§ **WHAT THE TASK ASKS**
Return every line from the one holding "Point [121,548,143,562]" to the one holding "Point [127,556,149,570]", word for word, with both of those lines included.

§ **GIVEN DATA**
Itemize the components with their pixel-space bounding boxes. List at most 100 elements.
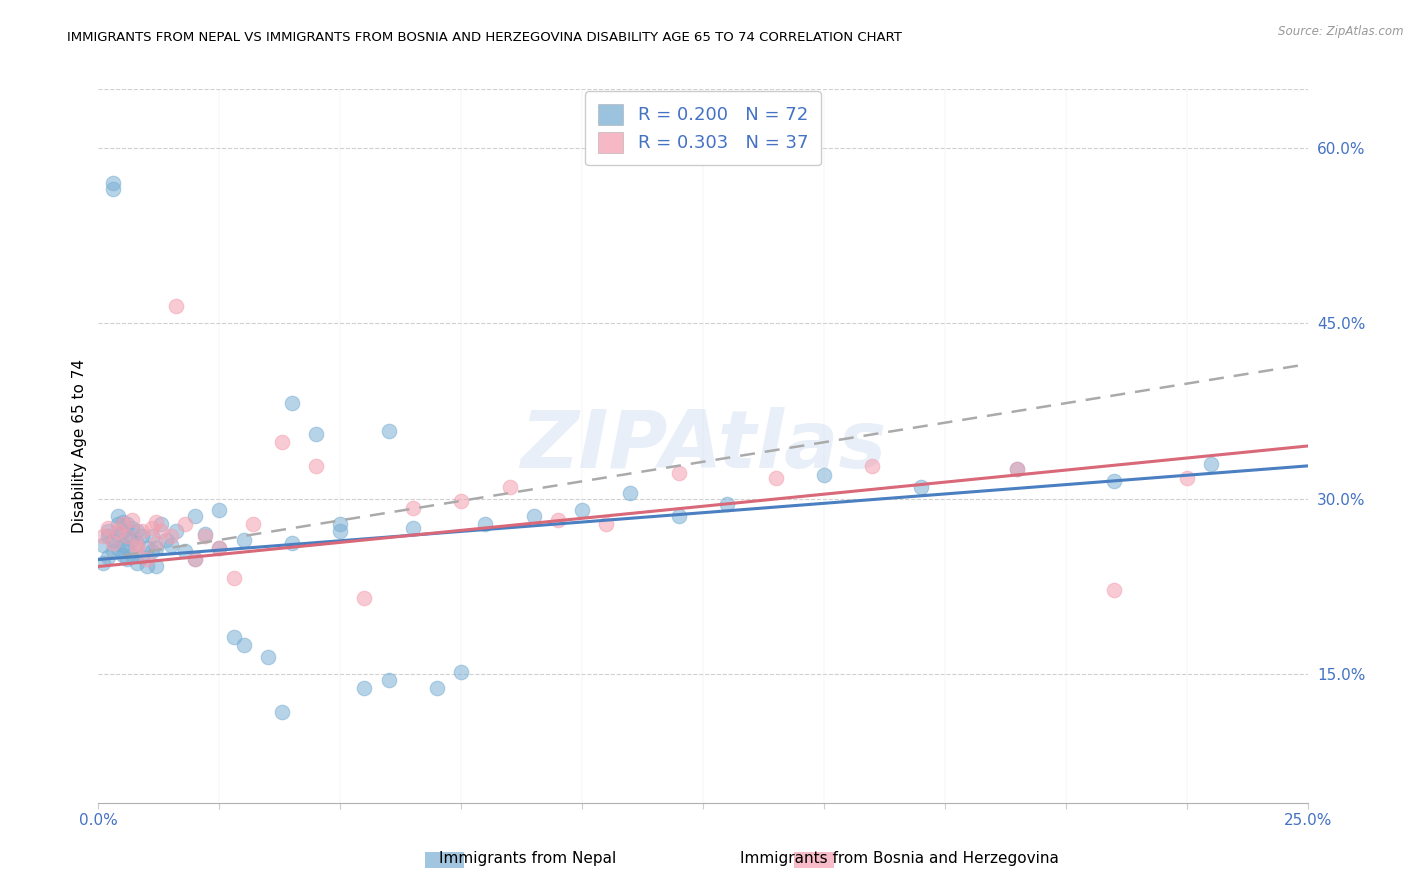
Point [121,548,143,562]
Point [474,517,496,532]
Point [402,501,425,516]
Point [208,541,231,555]
Text: IMMIGRANTS FROM NEPAL VS IMMIGRANTS FROM BOSNIA AND HERZEGOVINA DISABILITY AGE 6: IMMIGRANTS FROM NEPAL VS IMMIGRANTS FROM… [67,31,903,45]
Point [97,521,120,535]
Point [101,181,124,195]
Point [101,176,124,190]
Point [107,524,129,539]
Point [523,509,546,524]
Point [160,538,183,552]
Point [97,524,120,539]
Point [91,529,114,543]
Point [127,536,149,550]
Point [131,529,153,543]
Point [765,470,787,484]
Point [117,541,139,555]
Point [1007,462,1029,476]
Point [101,536,124,550]
Point [668,466,690,480]
Point [329,524,352,539]
Y-axis label: Disability Age 65 to 74: Disability Age 65 to 74 [72,359,87,533]
Point [184,552,207,566]
Point [141,529,163,543]
Point [547,513,569,527]
Point [910,480,932,494]
Point [1175,470,1198,484]
Point [145,541,167,555]
Point [155,533,177,547]
Point [194,529,217,543]
Point [165,524,187,539]
Point [377,673,399,687]
Point [619,485,641,500]
Point [1199,457,1222,471]
Text: Immigrants from Nepal: Immigrants from Nepal [439,851,616,865]
Point [668,509,690,524]
Point [131,550,153,565]
Point [97,550,120,565]
Point [135,552,157,566]
Point [107,517,129,532]
Point [353,591,375,605]
Point [242,517,264,532]
Point [107,541,129,555]
Legend: R = 0.200   N = 72, R = 0.303   N = 37: R = 0.200 N = 72, R = 0.303 N = 37 [585,91,821,165]
Point [97,529,120,543]
Point [127,541,149,555]
Point [271,705,294,719]
Point [377,424,399,438]
Point [305,458,328,473]
Point [281,536,304,550]
Point [117,552,139,566]
Point [145,536,167,550]
Point [174,544,197,558]
Point [498,480,520,494]
Text: Source: ZipAtlas.com: Source: ZipAtlas.com [1278,25,1403,38]
Point [305,427,328,442]
Point [111,524,134,539]
Point [141,521,163,535]
Point [117,529,139,543]
Point [222,630,245,644]
Point [117,517,139,532]
Point [1102,474,1125,488]
Point [813,468,835,483]
Point [150,524,173,539]
Point [121,513,143,527]
Point [91,538,114,552]
Point [107,526,129,541]
Point [107,509,129,524]
Point [101,533,124,547]
Point [271,435,294,450]
Point [111,515,134,529]
Point [101,544,124,558]
Point [111,538,134,552]
Point [127,556,149,570]
Point [450,665,472,679]
Text: Immigrants from Bosnia and Herzegovina: Immigrants from Bosnia and Herzegovina [741,851,1059,865]
Point [1007,462,1029,476]
Point [165,299,187,313]
Point [402,521,425,535]
Point [329,517,352,532]
Point [150,517,173,532]
Point [184,509,207,524]
Point [860,458,883,473]
Point [121,521,143,535]
Point [121,533,143,547]
Point [135,541,157,555]
Point [135,559,157,574]
Point [232,638,254,652]
Point [595,517,617,532]
Point [450,494,472,508]
Point [281,395,304,409]
Point [208,541,231,555]
Text: ZIPAtlas: ZIPAtlas [520,407,886,485]
Point [111,517,134,532]
Point [117,529,139,543]
Point [141,544,163,558]
Point [145,559,167,574]
Point [353,681,375,695]
Point [222,571,245,585]
Point [426,681,449,695]
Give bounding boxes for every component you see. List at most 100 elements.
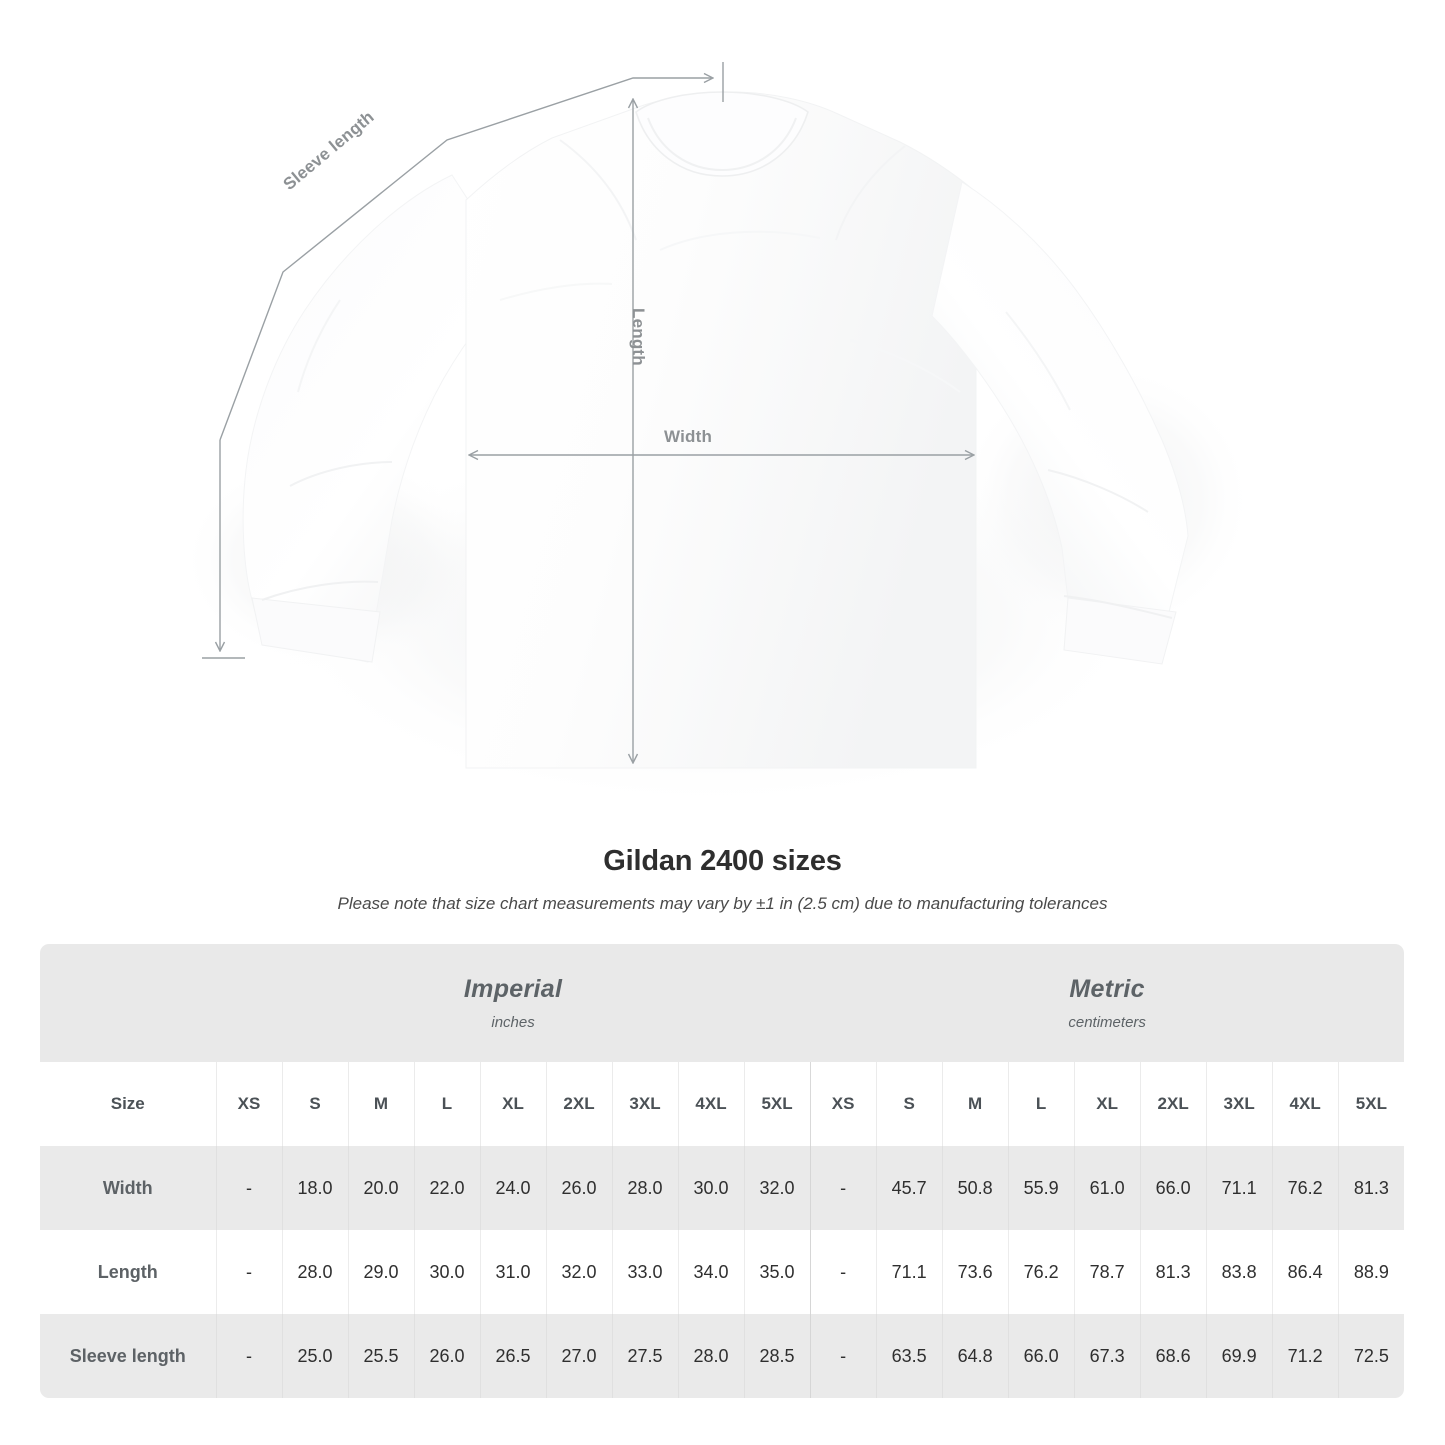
cell-width-xs-metric: - (809, 1146, 877, 1230)
row-label-width: Width (40, 1146, 216, 1230)
cell-length-m-metric: 73.6 (941, 1230, 1009, 1314)
length-measure-label: Length (629, 308, 648, 366)
unit-banner-metric: Metric centimeters (810, 944, 1405, 1062)
cell-width-2xl-imperial: 26.0 (545, 1146, 612, 1230)
cell-length-s-metric: 71.1 (875, 1230, 943, 1314)
cell-width-3xl-metric: 71.1 (1205, 1146, 1273, 1230)
cell-length-s-imperial: 28.0 (281, 1230, 348, 1314)
unit-subtitle: centimeters (1068, 1014, 1146, 1031)
left-cuff (251, 597, 381, 663)
left-sleeve (242, 174, 521, 663)
cell-sleeve-length-xs-metric: - (809, 1314, 877, 1398)
cell-width-l-metric: 55.9 (1007, 1146, 1075, 1230)
cell-length-xl-imperial: 31.0 (479, 1230, 546, 1314)
size-header-xs-imperial: XS (215, 1062, 282, 1146)
unit-banner-row: Imperial inches Metric centimeters (40, 944, 1405, 1062)
cell-width-3xl-imperial: 28.0 (611, 1146, 678, 1230)
size-header-3xl-imperial: 3XL (611, 1062, 678, 1146)
garment-illustration: Sleeve length Length Width (180, 62, 1255, 810)
cell-length-m-imperial: 29.0 (347, 1230, 414, 1314)
size-header-xl-metric: XL (1073, 1062, 1141, 1146)
size-header-l-imperial: L (413, 1062, 480, 1146)
cell-sleeve-length-m-metric: 64.8 (941, 1314, 1009, 1398)
cell-width-s-metric: 45.7 (875, 1146, 943, 1230)
unit-name: Metric (1069, 975, 1145, 1003)
cell-length-3xl-metric: 83.8 (1205, 1230, 1273, 1314)
size-table-container: Imperial inches Metric centimeters Size XS S M L… (40, 944, 1405, 1398)
cell-width-5xl-metric: 81.3 (1337, 1146, 1405, 1230)
right-cuff (1063, 597, 1177, 665)
cell-length-xs-imperial: - (215, 1230, 282, 1314)
size-header-label: Size (40, 1062, 216, 1146)
size-header-xl-imperial: XL (479, 1062, 546, 1146)
unit-banner-imperial: Imperial inches (216, 944, 811, 1062)
size-header-4xl-metric: 4XL (1271, 1062, 1339, 1146)
cell-width-s-imperial: 18.0 (281, 1146, 348, 1230)
size-header-xs-metric: XS (809, 1062, 877, 1146)
cell-sleeve-length-2xl-imperial: 27.0 (545, 1314, 612, 1398)
cell-width-4xl-imperial: 30.0 (677, 1146, 744, 1230)
cell-length-3xl-imperial: 33.0 (611, 1230, 678, 1314)
garment-svg (180, 62, 1255, 810)
cell-length-5xl-metric: 88.9 (1337, 1230, 1405, 1314)
cell-length-2xl-imperial: 32.0 (545, 1230, 612, 1314)
cell-sleeve-length-3xl-metric: 69.9 (1205, 1314, 1273, 1398)
cell-length-4xl-metric: 86.4 (1271, 1230, 1339, 1314)
table-row: Width -18.0 20.0 22.0 24.0 26.0 28.0 30.0 32.0-4… (40, 1146, 1405, 1230)
cell-sleeve-length-5xl-imperial: 28.5 (743, 1314, 811, 1398)
shirt-body (465, 91, 977, 769)
size-header-m-metric: M (941, 1062, 1009, 1146)
cell-length-2xl-metric: 81.3 (1139, 1230, 1207, 1314)
size-header-5xl-imperial: 5XL (743, 1062, 811, 1146)
cell-length-4xl-imperial: 34.0 (677, 1230, 744, 1314)
unit-subtitle: inches (491, 1014, 535, 1031)
size-header-3xl-metric: 3XL (1205, 1062, 1273, 1146)
cell-length-xl-metric: 78.7 (1073, 1230, 1141, 1314)
cell-width-m-metric: 50.8 (941, 1146, 1009, 1230)
cell-length-5xl-imperial: 35.0 (743, 1230, 811, 1314)
cell-width-xl-metric: 61.0 (1073, 1146, 1141, 1230)
cell-width-xl-imperial: 24.0 (479, 1146, 546, 1230)
cell-length-l-imperial: 30.0 (413, 1230, 480, 1314)
cell-sleeve-length-xl-metric: 67.3 (1073, 1314, 1141, 1398)
cell-sleeve-length-l-imperial: 26.0 (413, 1314, 480, 1398)
cell-sleeve-length-4xl-imperial: 28.0 (677, 1314, 744, 1398)
cell-sleeve-length-3xl-imperial: 27.5 (611, 1314, 678, 1398)
size-header-s-imperial: S (281, 1062, 348, 1146)
unit-banner-spacer (40, 944, 216, 1062)
table-row: Sleeve length -25.0 25.5 26.0 26.5 27.0 27.5 28… (40, 1314, 1405, 1398)
cell-length-xs-metric: - (809, 1230, 877, 1314)
right-sleeve (931, 181, 1189, 617)
cell-sleeve-length-xl-imperial: 26.5 (479, 1314, 546, 1398)
cell-sleeve-length-s-metric: 63.5 (875, 1314, 943, 1398)
cell-sleeve-length-xs-imperial: - (215, 1314, 282, 1398)
cell-width-l-imperial: 22.0 (413, 1146, 480, 1230)
page-title: Gildan 2400 sizes (603, 845, 842, 877)
sleeve-length-dimension (202, 62, 724, 659)
row-label-length: Length (40, 1230, 216, 1314)
size-header-4xl-imperial: 4XL (677, 1062, 744, 1146)
size-header-s-metric: S (875, 1062, 943, 1146)
cell-width-4xl-metric: 76.2 (1271, 1146, 1339, 1230)
cell-width-xs-imperial: - (215, 1146, 282, 1230)
width-measure-label: Width (664, 427, 713, 446)
cell-width-m-imperial: 20.0 (347, 1146, 414, 1230)
cell-sleeve-length-2xl-metric: 68.6 (1139, 1314, 1207, 1398)
collar (635, 91, 809, 177)
size-header-5xl-metric: 5XL (1337, 1062, 1405, 1146)
cell-sleeve-length-4xl-metric: 71.2 (1271, 1314, 1339, 1398)
size-header-2xl-imperial: 2XL (545, 1062, 612, 1146)
cell-sleeve-length-s-imperial: 25.0 (281, 1314, 348, 1398)
cell-length-l-metric: 76.2 (1007, 1230, 1075, 1314)
cell-sleeve-length-m-imperial: 25.5 (347, 1314, 414, 1398)
size-header-row: Size XS S M L XL 2XL 3XL 4XL 5XL XS S M L XL 2XL 3XL 4XL 5… (40, 1062, 1405, 1146)
size-header-l-metric: L (1007, 1062, 1075, 1146)
table-row: Length -28.0 29.0 30.0 31.0 32.0 33.0 34.0 35.0-… (40, 1230, 1405, 1314)
size-header-m-imperial: M (347, 1062, 414, 1146)
tolerance-note: Please note that size chart measurements… (337, 894, 1108, 913)
unit-name: Imperial (463, 975, 563, 1003)
title-block: Gildan 2400 sizes Please note that size … (0, 845, 1445, 914)
cell-sleeve-length-5xl-metric: 72.5 (1337, 1314, 1405, 1398)
cell-sleeve-length-l-metric: 66.0 (1007, 1314, 1075, 1398)
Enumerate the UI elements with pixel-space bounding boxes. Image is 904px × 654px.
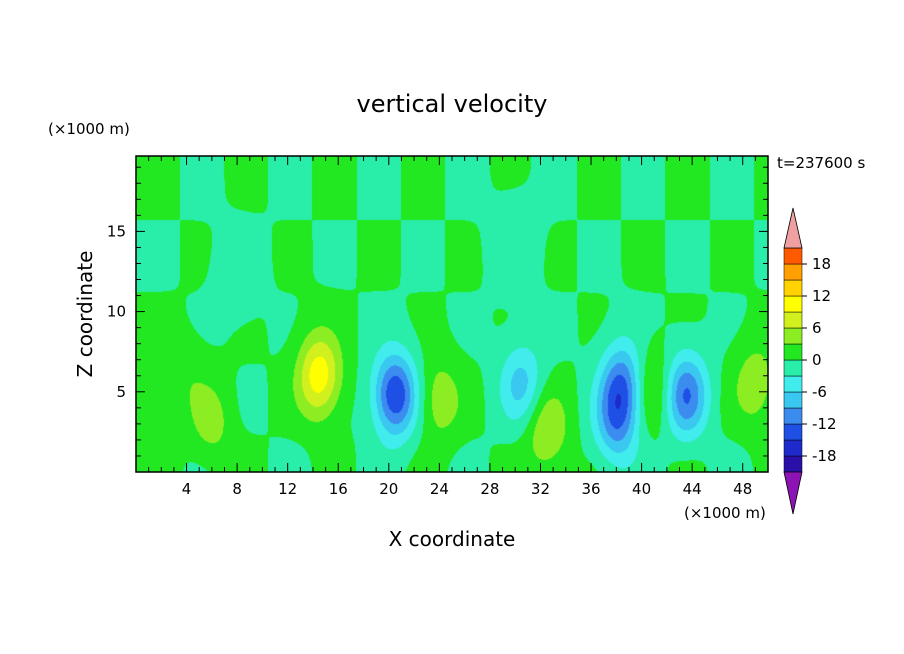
- contour-field: [136, 156, 768, 472]
- colorbar-tick-label: -18: [812, 447, 837, 465]
- colorbar-over-arrow: [783, 207, 803, 249]
- colorbar-under-arrow: [783, 471, 803, 515]
- colorbar-band: [783, 343, 803, 361]
- colorbar-tick-label: -12: [812, 415, 837, 433]
- colorbar-band: [783, 375, 803, 393]
- x-tick-label: 44: [683, 480, 702, 498]
- colorbar-band: [783, 327, 803, 345]
- colorbar-band: [783, 359, 803, 377]
- colorbar-band: [783, 311, 803, 329]
- x-tick-label: 48: [733, 480, 752, 498]
- colorbar-tick-label: 6: [812, 319, 822, 337]
- x-tick-label: 36: [581, 480, 600, 498]
- x-tick-label: 8: [232, 480, 242, 498]
- colorbar-band: [783, 263, 803, 281]
- time-label: t=237600 s: [777, 154, 865, 172]
- colorbar-tick-label: 18: [812, 255, 831, 273]
- colorbar-tick-label: 12: [812, 287, 831, 305]
- colorbar: 18 12 6 0 -6 -12 -18: [783, 207, 837, 515]
- x-axis-label: X coordinate: [389, 527, 516, 551]
- colorbar-band: [783, 295, 803, 313]
- colorbar-band: [783, 423, 803, 441]
- x-tick-label: 16: [329, 480, 348, 498]
- y-tick-label: 15: [107, 222, 126, 240]
- colorbar-band: [783, 247, 803, 265]
- x-tick-label: 20: [379, 480, 398, 498]
- chart-title: vertical velocity: [357, 90, 548, 118]
- y-tick-label: 5: [116, 383, 126, 401]
- colorbar-band: [783, 391, 803, 409]
- colorbar-band: [783, 279, 803, 297]
- x-tick-label: 24: [430, 480, 449, 498]
- x-tick-label: 12: [278, 480, 297, 498]
- x-tick-label: 32: [531, 480, 550, 498]
- x-ticks: 4 8 12 16 20 24 28 32 36 40 44 48: [148, 156, 756, 498]
- colorbar-band: [783, 455, 803, 473]
- colorbar-band: [783, 407, 803, 425]
- colorbar-band: [783, 439, 803, 457]
- y-tick-label: 10: [107, 303, 126, 321]
- y-ticks: 5 10 15: [107, 166, 768, 457]
- y-axis-label: Z coordinate: [73, 251, 97, 378]
- x-tick-label: 28: [480, 480, 499, 498]
- x-tick-label: 40: [632, 480, 651, 498]
- colorbar-tick-label: -6: [812, 383, 827, 401]
- x-tick-label: 4: [182, 480, 192, 498]
- x-axis-unit: (×1000 m): [684, 504, 766, 522]
- colorbar-tick-label: 0: [812, 351, 822, 369]
- y-axis-unit: (×1000 m): [48, 120, 130, 138]
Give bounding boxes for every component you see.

§ **FINAL ANSWER**
Point [121,548,143,562]
Point [474,517,496,532]
Point [402,501,425,516]
Point [208,541,231,555]
Text: IMMIGRANTS FROM NEPAL VS IMMIGRANTS FROM BOSNIA AND HERZEGOVINA DISABILITY AGE 6: IMMIGRANTS FROM NEPAL VS IMMIGRANTS FROM… [67,31,903,45]
Point [97,521,120,535]
Point [101,181,124,195]
Point [101,176,124,190]
Point [107,524,129,539]
Point [523,509,546,524]
Point [160,538,183,552]
Point [97,524,120,539]
Point [91,529,114,543]
Point [127,536,149,550]
Point [131,529,153,543]
Point [765,470,787,484]
Point [117,541,139,555]
Point [1007,462,1029,476]
Point [101,536,124,550]
Point [668,466,690,480]
Point [329,524,352,539]
Y-axis label: Disability Age 65 to 74: Disability Age 65 to 74 [72,359,87,533]
Point [184,552,207,566]
Point [141,529,163,543]
Point [547,513,569,527]
Point [910,480,932,494]
Point [1175,470,1198,484]
Point [145,541,167,555]
Point [155,533,177,547]
Point [194,529,217,543]
Point [165,524,187,539]
Point [377,673,399,687]
Point [619,485,641,500]
Point [1199,457,1222,471]
Text: Immigrants from Nepal: Immigrants from Nepal [439,851,616,865]
Point [668,509,690,524]
Point [131,550,153,565]
Point [97,550,120,565]
Point [135,552,157,566]
Point [107,517,129,532]
Point [353,591,375,605]
Point [242,517,264,532]
Point [107,541,129,555]
Legend: R = 0.200   N = 72, R = 0.303   N = 37: R = 0.200 N = 72, R = 0.303 N = 37 [585,91,821,165]
Point [97,529,120,543]
Point [127,541,149,555]
Point [271,705,294,719]
Point [377,424,399,438]
Point [305,458,328,473]
Point [281,536,304,550]
Point [117,552,139,566]
Point [145,536,167,550]
Point [174,544,197,558]
Point [498,480,520,494]
Text: Source: ZipAtlas.com: Source: ZipAtlas.com [1278,25,1403,38]
Point [305,427,328,442]
Point [111,524,134,539]
Point [141,521,163,535]
Point [117,529,139,543]
Point [222,630,245,644]
Point [117,517,139,532]
Point [1102,474,1125,488]
Point [813,468,835,483]
Point [150,524,173,539]
Point [121,513,143,527]
Point [91,538,114,552]
Point [107,526,129,541]
Point [107,509,129,524]
Point [101,533,124,547]
Point [271,435,294,450]
Point [111,515,134,529]
Point [101,544,124,558]
Point [111,538,134,552]
Point [127,556,149,570]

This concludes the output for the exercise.